**DATA ROWS**
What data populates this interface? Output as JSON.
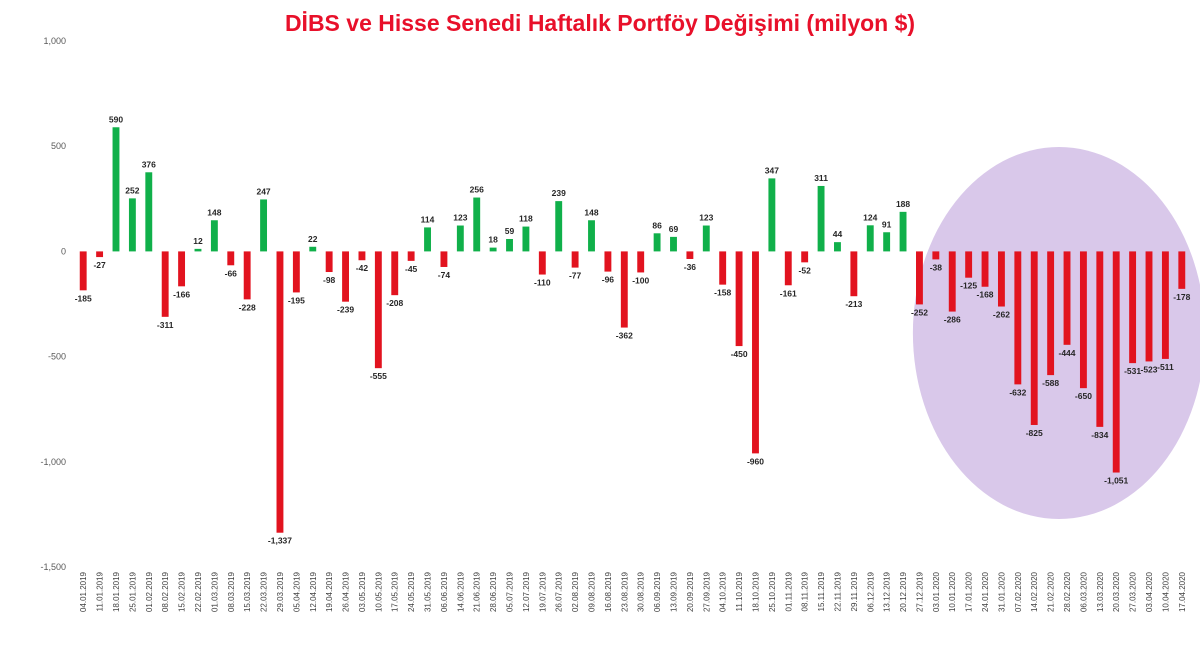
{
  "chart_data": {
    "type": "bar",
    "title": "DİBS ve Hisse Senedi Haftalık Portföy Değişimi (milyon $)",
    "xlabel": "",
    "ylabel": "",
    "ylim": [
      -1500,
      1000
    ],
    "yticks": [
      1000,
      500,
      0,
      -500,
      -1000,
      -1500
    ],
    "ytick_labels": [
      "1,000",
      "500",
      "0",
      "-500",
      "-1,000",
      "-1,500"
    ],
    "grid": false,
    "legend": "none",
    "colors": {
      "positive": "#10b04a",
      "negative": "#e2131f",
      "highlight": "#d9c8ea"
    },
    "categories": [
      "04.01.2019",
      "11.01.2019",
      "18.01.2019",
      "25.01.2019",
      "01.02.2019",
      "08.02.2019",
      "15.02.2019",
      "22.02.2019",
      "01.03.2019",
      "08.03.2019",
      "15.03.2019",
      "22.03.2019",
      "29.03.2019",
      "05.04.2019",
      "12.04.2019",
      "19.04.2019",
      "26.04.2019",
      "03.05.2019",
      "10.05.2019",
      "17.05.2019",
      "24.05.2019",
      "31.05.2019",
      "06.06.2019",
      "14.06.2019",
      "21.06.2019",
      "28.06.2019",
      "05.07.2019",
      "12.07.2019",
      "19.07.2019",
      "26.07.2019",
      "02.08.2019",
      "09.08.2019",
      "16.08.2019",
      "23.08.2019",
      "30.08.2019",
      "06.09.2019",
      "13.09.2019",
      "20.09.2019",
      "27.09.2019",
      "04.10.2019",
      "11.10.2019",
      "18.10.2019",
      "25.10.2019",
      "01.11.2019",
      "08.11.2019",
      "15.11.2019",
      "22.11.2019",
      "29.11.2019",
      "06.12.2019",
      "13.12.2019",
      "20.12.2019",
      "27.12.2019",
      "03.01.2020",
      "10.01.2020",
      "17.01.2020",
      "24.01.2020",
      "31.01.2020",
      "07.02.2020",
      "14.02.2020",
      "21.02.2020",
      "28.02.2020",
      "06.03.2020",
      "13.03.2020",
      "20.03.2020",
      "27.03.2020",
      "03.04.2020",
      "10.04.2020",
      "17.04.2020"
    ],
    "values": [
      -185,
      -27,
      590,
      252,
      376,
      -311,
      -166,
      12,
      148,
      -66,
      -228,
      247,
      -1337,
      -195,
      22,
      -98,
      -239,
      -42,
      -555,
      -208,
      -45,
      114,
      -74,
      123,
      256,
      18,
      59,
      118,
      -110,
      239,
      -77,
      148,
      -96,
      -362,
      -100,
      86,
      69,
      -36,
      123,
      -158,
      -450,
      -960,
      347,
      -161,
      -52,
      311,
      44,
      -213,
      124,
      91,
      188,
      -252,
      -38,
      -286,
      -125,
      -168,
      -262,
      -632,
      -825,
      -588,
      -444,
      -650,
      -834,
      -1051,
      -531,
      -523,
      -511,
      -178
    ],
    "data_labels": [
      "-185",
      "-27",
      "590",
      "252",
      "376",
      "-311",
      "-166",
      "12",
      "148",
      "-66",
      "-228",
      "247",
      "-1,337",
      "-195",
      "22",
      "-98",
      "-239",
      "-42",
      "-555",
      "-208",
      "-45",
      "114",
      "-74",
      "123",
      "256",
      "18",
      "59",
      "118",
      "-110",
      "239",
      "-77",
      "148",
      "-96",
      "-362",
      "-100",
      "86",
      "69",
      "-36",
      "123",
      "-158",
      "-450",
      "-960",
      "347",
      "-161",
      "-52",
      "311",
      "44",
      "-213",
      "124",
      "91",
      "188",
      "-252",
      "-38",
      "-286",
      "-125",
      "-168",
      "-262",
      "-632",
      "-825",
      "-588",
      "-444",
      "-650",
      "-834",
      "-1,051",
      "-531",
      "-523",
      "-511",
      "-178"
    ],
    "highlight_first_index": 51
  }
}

**WHAT IS EXPECTED**
Your task is to return the entries above exactly, with no pictures.

**COMPLETED EXERCISE**
What data populates this interface? Output as JSON.
{
  "chart_data": {
    "type": "bar",
    "title": "DİBS ve Hisse Senedi Haftalık Portföy Değişimi (milyon $)",
    "xlabel": "",
    "ylabel": "",
    "ylim": [
      -1500,
      1000
    ],
    "yticks": [
      1000,
      500,
      0,
      -500,
      -1000,
      -1500
    ],
    "ytick_labels": [
      "1,000",
      "500",
      "0",
      "-500",
      "-1,000",
      "-1,500"
    ],
    "grid": false,
    "legend": "none",
    "colors": {
      "positive": "#10b04a",
      "negative": "#e2131f",
      "highlight": "#d9c8ea"
    },
    "categories": [
      "04.01.2019",
      "11.01.2019",
      "18.01.2019",
      "25.01.2019",
      "01.02.2019",
      "08.02.2019",
      "15.02.2019",
      "22.02.2019",
      "01.03.2019",
      "08.03.2019",
      "15.03.2019",
      "22.03.2019",
      "29.03.2019",
      "05.04.2019",
      "12.04.2019",
      "19.04.2019",
      "26.04.2019",
      "03.05.2019",
      "10.05.2019",
      "17.05.2019",
      "24.05.2019",
      "31.05.2019",
      "06.06.2019",
      "14.06.2019",
      "21.06.2019",
      "28.06.2019",
      "05.07.2019",
      "12.07.2019",
      "19.07.2019",
      "26.07.2019",
      "02.08.2019",
      "09.08.2019",
      "16.08.2019",
      "23.08.2019",
      "30.08.2019",
      "06.09.2019",
      "13.09.2019",
      "20.09.2019",
      "27.09.2019",
      "04.10.2019",
      "11.10.2019",
      "18.10.2019",
      "25.10.2019",
      "01.11.2019",
      "08.11.2019",
      "15.11.2019",
      "22.11.2019",
      "29.11.2019",
      "06.12.2019",
      "13.12.2019",
      "20.12.2019",
      "27.12.2019",
      "03.01.2020",
      "10.01.2020",
      "17.01.2020",
      "24.01.2020",
      "31.01.2020",
      "07.02.2020",
      "14.02.2020",
      "21.02.2020",
      "28.02.2020",
      "06.03.2020",
      "13.03.2020",
      "20.03.2020",
      "27.03.2020",
      "03.04.2020",
      "10.04.2020",
      "17.04.2020"
    ],
    "values": [
      -185,
      -27,
      590,
      252,
      376,
      -311,
      -166,
      12,
      148,
      -66,
      -228,
      247,
      -1337,
      -195,
      22,
      -98,
      -239,
      -42,
      -555,
      -208,
      -45,
      114,
      -74,
      123,
      256,
      18,
      59,
      118,
      -110,
      239,
      -77,
      148,
      -96,
      -362,
      -100,
      86,
      69,
      -36,
      123,
      -158,
      -450,
      -960,
      347,
      -161,
      -52,
      311,
      44,
      -213,
      124,
      91,
      188,
      -252,
      -38,
      -286,
      -125,
      -168,
      -262,
      -632,
      -825,
      -588,
      -444,
      -650,
      -834,
      -1051,
      -531,
      -523,
      -511,
      -178
    ],
    "data_labels": [
      "-185",
      "-27",
      "590",
      "252",
      "376",
      "-311",
      "-166",
      "12",
      "148",
      "-66",
      "-228",
      "247",
      "-1,337",
      "-195",
      "22",
      "-98",
      "-239",
      "-42",
      "-555",
      "-208",
      "-45",
      "114",
      "-74",
      "123",
      "256",
      "18",
      "59",
      "118",
      "-110",
      "239",
      "-77",
      "148",
      "-96",
      "-362",
      "-100",
      "86",
      "69",
      "-36",
      "123",
      "-158",
      "-450",
      "-960",
      "347",
      "-161",
      "-52",
      "311",
      "44",
      "-213",
      "124",
      "91",
      "188",
      "-252",
      "-38",
      "-286",
      "-125",
      "-168",
      "-262",
      "-632",
      "-825",
      "-588",
      "-444",
      "-650",
      "-834",
      "-1,051",
      "-531",
      "-523",
      "-511",
      "-178"
    ],
    "highlight_first_index": 51
  }
}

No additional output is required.